_Directions:_ Locate the string "C为不足" in the records below. Copy every line where it occurs.

[Extracted records]
----

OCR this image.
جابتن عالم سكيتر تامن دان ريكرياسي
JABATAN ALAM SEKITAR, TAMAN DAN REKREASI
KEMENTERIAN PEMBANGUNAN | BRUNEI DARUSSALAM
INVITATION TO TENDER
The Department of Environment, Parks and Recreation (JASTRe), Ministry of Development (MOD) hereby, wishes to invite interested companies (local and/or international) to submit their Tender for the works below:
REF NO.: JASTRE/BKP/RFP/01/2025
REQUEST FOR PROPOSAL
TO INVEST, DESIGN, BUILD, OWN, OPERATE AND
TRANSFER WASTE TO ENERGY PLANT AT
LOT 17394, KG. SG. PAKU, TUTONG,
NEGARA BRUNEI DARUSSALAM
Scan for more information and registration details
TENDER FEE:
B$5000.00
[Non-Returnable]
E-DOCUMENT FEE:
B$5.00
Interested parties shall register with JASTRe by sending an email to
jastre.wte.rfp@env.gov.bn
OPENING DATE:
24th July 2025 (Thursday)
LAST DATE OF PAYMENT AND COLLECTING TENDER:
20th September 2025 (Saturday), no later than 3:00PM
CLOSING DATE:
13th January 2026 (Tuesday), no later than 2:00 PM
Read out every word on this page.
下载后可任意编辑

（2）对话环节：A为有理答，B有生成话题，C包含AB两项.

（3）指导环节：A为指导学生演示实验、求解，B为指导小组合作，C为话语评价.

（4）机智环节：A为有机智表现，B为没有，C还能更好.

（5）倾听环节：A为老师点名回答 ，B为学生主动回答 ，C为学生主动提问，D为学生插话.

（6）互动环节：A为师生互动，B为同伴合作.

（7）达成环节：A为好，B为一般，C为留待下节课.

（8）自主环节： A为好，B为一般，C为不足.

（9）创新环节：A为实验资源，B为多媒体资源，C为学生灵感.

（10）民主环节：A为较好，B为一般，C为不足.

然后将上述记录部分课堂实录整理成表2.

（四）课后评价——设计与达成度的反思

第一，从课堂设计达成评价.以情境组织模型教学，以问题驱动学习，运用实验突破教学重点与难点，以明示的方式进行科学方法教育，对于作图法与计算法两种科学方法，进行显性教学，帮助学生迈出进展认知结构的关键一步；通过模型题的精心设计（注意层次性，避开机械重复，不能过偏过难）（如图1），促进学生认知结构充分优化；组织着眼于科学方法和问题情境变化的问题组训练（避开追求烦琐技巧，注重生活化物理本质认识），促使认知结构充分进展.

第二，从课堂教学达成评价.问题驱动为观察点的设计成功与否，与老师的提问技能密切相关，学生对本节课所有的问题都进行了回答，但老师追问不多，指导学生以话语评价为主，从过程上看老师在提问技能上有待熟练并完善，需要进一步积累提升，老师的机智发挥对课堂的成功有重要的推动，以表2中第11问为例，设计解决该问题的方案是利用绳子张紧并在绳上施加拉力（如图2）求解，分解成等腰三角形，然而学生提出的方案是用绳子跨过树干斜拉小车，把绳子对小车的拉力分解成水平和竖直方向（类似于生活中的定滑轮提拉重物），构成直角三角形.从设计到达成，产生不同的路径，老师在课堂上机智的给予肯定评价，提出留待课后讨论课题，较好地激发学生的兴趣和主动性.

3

----

_Response:_
（8）自主环节： A为好，B为一般，C为不足.
（10）民主环节：A为较好，B为一般，C为不足.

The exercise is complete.